What is being asked
Copy each line holding the string "Dimensions".

[Data entries]

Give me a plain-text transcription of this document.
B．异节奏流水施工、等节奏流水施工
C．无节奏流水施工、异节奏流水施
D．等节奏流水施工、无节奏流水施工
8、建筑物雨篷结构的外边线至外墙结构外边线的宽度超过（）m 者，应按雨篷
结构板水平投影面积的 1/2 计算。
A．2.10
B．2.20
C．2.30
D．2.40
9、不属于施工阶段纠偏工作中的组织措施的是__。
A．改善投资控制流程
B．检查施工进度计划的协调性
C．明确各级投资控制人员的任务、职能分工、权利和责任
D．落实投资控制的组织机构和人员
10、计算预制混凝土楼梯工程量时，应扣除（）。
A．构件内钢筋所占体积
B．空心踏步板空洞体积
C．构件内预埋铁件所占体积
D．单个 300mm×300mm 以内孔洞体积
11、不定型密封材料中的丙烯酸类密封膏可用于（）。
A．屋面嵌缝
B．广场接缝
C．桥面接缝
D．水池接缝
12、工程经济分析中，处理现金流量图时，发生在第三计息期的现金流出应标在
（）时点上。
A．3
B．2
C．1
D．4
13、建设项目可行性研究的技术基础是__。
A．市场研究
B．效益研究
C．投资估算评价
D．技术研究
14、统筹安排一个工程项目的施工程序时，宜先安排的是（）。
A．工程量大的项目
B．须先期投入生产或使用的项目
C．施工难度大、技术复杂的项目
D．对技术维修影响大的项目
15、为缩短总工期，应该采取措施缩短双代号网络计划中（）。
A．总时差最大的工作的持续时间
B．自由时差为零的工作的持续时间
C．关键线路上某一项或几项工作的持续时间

...

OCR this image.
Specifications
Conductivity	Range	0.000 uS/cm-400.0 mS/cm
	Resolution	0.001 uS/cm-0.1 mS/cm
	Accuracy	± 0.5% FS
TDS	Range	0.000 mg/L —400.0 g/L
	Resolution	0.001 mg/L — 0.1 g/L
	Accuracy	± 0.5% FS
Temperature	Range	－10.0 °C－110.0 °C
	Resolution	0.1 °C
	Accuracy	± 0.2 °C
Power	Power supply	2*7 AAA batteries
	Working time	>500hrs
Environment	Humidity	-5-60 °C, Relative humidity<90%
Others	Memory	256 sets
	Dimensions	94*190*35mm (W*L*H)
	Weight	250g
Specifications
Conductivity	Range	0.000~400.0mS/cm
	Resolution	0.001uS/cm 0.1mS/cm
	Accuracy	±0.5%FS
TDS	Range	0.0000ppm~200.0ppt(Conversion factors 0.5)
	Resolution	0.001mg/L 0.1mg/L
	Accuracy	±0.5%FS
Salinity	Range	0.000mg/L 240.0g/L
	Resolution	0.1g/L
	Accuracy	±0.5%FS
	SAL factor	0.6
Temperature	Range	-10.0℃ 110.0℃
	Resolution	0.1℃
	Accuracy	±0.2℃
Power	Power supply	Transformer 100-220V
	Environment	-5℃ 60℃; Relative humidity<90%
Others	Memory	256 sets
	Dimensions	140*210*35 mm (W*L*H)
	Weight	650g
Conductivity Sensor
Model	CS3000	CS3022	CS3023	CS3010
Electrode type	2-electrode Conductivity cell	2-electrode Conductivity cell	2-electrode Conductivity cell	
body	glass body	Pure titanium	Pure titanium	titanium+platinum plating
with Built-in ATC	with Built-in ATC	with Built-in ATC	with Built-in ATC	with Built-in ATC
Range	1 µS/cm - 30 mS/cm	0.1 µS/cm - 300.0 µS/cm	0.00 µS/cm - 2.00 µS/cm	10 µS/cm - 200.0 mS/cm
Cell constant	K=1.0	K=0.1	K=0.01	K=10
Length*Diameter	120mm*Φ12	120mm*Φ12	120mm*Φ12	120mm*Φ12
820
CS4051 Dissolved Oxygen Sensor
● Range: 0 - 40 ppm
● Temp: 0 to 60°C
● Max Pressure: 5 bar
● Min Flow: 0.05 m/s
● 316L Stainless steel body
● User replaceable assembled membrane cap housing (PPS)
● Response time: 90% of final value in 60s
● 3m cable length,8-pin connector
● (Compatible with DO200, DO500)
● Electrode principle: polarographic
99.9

* * *

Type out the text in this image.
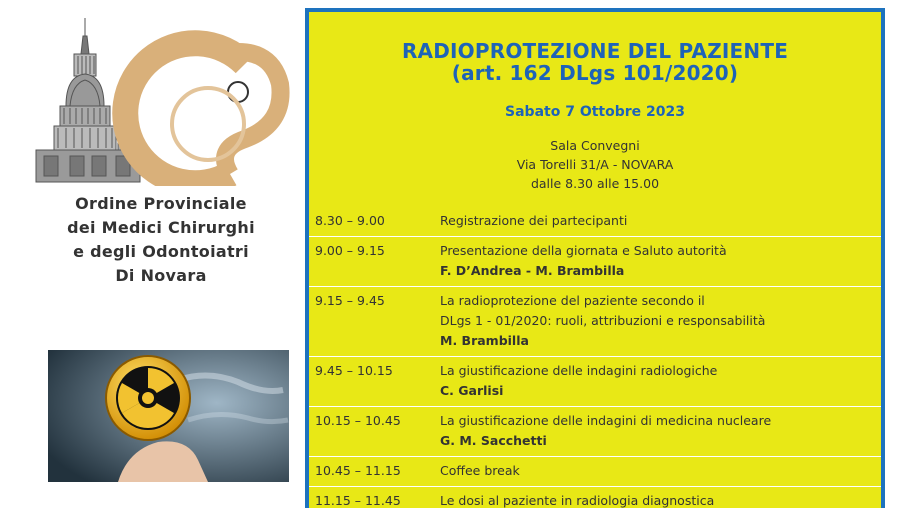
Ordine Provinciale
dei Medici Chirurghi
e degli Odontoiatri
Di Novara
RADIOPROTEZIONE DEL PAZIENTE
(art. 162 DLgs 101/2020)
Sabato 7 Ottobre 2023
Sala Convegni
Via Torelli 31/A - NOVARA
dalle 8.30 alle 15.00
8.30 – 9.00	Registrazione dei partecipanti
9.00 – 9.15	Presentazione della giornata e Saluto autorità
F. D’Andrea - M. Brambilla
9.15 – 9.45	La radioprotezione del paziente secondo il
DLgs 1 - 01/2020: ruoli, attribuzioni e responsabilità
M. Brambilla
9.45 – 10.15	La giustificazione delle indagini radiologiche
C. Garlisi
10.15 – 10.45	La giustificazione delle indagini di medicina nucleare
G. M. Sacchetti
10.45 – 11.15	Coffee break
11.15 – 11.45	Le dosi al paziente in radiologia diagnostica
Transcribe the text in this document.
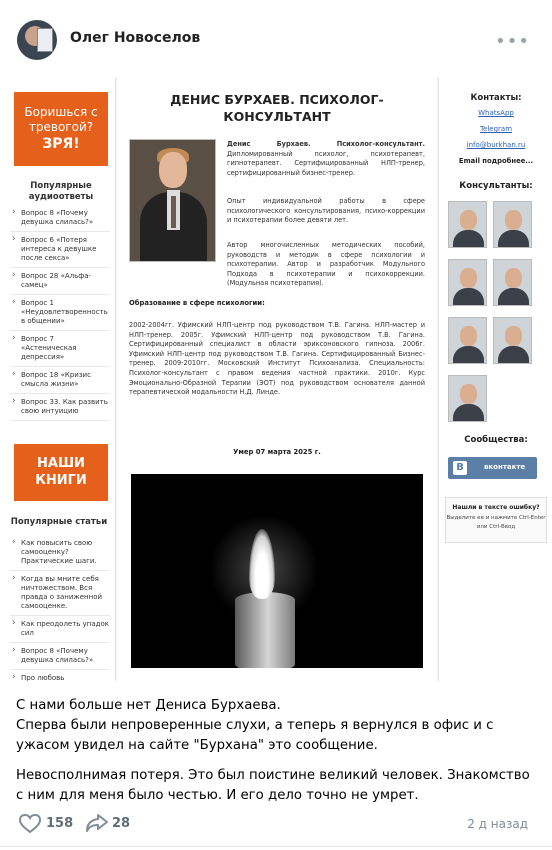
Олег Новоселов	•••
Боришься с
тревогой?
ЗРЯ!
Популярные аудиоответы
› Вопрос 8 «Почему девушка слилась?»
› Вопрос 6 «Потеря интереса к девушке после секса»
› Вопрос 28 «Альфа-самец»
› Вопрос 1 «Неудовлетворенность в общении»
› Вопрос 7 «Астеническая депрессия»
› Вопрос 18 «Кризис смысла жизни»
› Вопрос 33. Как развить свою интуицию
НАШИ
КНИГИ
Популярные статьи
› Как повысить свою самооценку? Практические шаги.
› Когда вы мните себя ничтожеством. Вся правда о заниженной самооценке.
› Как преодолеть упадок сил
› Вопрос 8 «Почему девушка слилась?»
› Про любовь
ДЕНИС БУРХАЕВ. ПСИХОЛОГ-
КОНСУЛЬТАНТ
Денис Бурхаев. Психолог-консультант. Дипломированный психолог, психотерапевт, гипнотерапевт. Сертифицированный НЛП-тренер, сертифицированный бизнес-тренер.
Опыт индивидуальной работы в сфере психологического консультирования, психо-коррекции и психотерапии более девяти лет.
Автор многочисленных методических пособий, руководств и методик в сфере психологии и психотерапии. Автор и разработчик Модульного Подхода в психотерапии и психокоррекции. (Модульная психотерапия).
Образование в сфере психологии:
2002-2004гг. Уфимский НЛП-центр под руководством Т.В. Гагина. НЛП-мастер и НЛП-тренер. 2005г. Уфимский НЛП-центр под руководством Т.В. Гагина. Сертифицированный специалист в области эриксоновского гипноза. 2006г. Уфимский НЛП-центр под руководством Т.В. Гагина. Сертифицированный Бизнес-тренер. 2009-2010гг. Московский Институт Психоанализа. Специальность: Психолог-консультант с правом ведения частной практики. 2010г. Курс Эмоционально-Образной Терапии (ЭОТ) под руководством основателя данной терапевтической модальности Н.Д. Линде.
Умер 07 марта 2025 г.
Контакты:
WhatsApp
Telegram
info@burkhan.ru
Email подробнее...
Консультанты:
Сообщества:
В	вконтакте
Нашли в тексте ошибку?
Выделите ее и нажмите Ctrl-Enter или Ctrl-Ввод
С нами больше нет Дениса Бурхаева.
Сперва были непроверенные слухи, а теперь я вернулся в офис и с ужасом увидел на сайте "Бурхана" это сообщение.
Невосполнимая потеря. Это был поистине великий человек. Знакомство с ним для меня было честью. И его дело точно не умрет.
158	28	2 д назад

Full output
	Dimensions	94*190*35mm (W*L*H)
	Dimensions	140*210*35 mm (W*L*H)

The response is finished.